PROVIDED DATA start

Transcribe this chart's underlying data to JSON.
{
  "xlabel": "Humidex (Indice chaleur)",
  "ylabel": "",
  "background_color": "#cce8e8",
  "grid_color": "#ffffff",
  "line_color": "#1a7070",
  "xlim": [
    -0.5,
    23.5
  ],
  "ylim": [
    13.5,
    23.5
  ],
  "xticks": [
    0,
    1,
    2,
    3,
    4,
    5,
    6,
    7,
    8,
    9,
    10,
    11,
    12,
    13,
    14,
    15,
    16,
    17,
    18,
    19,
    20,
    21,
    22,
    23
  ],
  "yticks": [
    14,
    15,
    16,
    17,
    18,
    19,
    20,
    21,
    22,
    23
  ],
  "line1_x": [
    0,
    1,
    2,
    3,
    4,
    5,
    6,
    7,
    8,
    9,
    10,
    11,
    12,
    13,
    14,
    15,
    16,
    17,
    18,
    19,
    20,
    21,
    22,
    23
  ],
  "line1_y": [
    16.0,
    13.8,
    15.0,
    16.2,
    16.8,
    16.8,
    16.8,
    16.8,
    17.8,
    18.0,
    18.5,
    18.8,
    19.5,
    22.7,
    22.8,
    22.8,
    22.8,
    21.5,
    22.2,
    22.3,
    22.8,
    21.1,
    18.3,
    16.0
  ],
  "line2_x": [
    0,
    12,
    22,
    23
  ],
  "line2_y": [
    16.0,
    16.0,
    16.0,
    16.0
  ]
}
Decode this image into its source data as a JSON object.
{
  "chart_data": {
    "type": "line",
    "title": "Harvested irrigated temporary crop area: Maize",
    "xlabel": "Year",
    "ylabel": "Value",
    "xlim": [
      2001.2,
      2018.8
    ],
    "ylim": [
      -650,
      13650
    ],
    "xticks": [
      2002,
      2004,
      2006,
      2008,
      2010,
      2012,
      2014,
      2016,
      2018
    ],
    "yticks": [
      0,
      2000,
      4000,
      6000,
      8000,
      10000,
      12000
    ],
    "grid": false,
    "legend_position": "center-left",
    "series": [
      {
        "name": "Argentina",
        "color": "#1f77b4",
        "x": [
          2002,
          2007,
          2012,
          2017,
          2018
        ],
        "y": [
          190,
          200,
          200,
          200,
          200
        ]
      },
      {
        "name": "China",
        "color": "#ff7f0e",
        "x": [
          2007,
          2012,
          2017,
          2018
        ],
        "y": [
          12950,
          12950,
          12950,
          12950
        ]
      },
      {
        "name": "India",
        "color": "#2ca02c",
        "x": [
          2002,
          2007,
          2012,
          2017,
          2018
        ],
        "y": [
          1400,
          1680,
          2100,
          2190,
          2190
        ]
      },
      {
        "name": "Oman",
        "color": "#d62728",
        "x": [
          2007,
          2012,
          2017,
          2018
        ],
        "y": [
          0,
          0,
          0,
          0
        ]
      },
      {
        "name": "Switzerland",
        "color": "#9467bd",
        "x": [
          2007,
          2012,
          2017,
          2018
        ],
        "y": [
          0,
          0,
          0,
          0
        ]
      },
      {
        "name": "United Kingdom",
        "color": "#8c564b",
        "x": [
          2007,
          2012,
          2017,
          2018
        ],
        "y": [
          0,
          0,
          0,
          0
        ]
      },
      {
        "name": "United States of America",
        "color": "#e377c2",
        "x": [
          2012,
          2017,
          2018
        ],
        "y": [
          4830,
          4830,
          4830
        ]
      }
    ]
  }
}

PROVIDED DATA end

= REQUIRED TASK =
Write out all records exactly, keeping every detail.

= FULL SOLUTION =
Transcribe this chart's underlying data to JSON.
{
  "xlabel": "Humidex (Indice chaleur)",
  "ylabel": "",
  "background_color": "#cce8e8",
  "grid_color": "#ffffff",
  "line_color": "#1a7070",
  "xlim": [
    -0.5,
    23.5
  ],
  "ylim": [
    13.5,
    23.5
  ],
  "xticks": [
    0,
    1,
    2,
    3,
    4,
    5,
    6,
    7,
    8,
    9,
    10,
    11,
    12,
    13,
    14,
    15,
    16,
    17,
    18,
    19,
    20,
    21,
    22,
    23
  ],
  "yticks": [
    14,
    15,
    16,
    17,
    18,
    19,
    20,
    21,
    22,
    23
  ],
  "line1_x": [
    0,
    1,
    2,
    3,
    4,
    5,
    6,
    7,
    8,
    9,
    10,
    11,
    12,
    13,
    14,
    15,
    16,
    17,
    18,
    19,
    20,
    21,
    22,
    23
  ],
  "line1_y": [
    16.0,
    13.8,
    15.0,
    16.2,
    16.8,
    16.8,
    16.8,
    16.8,
    17.8,
    18.0,
    18.5,
    18.8,
    19.5,
    22.7,
    22.8,
    22.8,
    22.8,
    21.5,
    22.2,
    22.3,
    22.8,
    21.1,
    18.3,
    16.0
  ],
  "line2_x": [
    0,
    12,
    22,
    23
  ],
  "line2_y": [
    16.0,
    16.0,
    16.0,
    16.0
  ]
}
Decode this image into its source data as a JSON object.
{
  "chart_data": {
    "type": "line",
    "title": "Harvested irrigated temporary crop area: Maize",
    "xlabel": "Year",
    "ylabel": "Value",
    "xlim": [
      2001.2,
      2018.8
    ],
    "ylim": [
      -650,
      13650
    ],
    "xticks": [
      2002,
      2004,
      2006,
      2008,
      2010,
      2012,
      2014,
      2016,
      2018
    ],
    "yticks": [
      0,
      2000,
      4000,
      6000,
      8000,
      10000,
      12000
    ],
    "grid": false,
    "legend_position": "center-left",
    "series": [
      {
        "name": "Argentina",
        "color": "#1f77b4",
        "x": [
          2002,
          2007,
          2012,
          2017,
          2018
        ],
        "y": [
          190,
          200,
          200,
          200,
          200
        ]
      },
      {
        "name": "China",
        "color": "#ff7f0e",
        "x": [
          2007,
          2012,
          2017,
          2018
        ],
        "y": [
          12950,
          12950,
          12950,
          12950
        ]
      },
      {
        "name": "India",
        "color": "#2ca02c",
        "x": [
          2002,
          2007,
          2012,
          2017,
          2018
        ],
        "y": [
          1400,
          1680,
          2100,
          2190,
          2190
        ]
      },
      {
        "name": "Oman",
        "color": "#d62728",
        "x": [
          2007,
          2012,
          2017,
          2018
        ],
        "y": [
          0,
          0,
          0,
          0
        ]
      },
      {
        "name": "Switzerland",
        "color": "#9467bd",
        "x": [
          2007,
          2012,
          2017,
          2018
        ],
        "y": [
          0,
          0,
          0,
          0
        ]
      },
      {
        "name": "United Kingdom",
        "color": "#8c564b",
        "x": [
          2007,
          2012,
          2017,
          2018
        ],
        "y": [
          0,
          0,
          0,
          0
        ]
      },
      {
        "name": "United States of America",
        "color": "#e377c2",
        "x": [
          2012,
          2017,
          2018
        ],
        "y": [
          4830,
          4830,
          4830
        ]
      }
    ]
  }
}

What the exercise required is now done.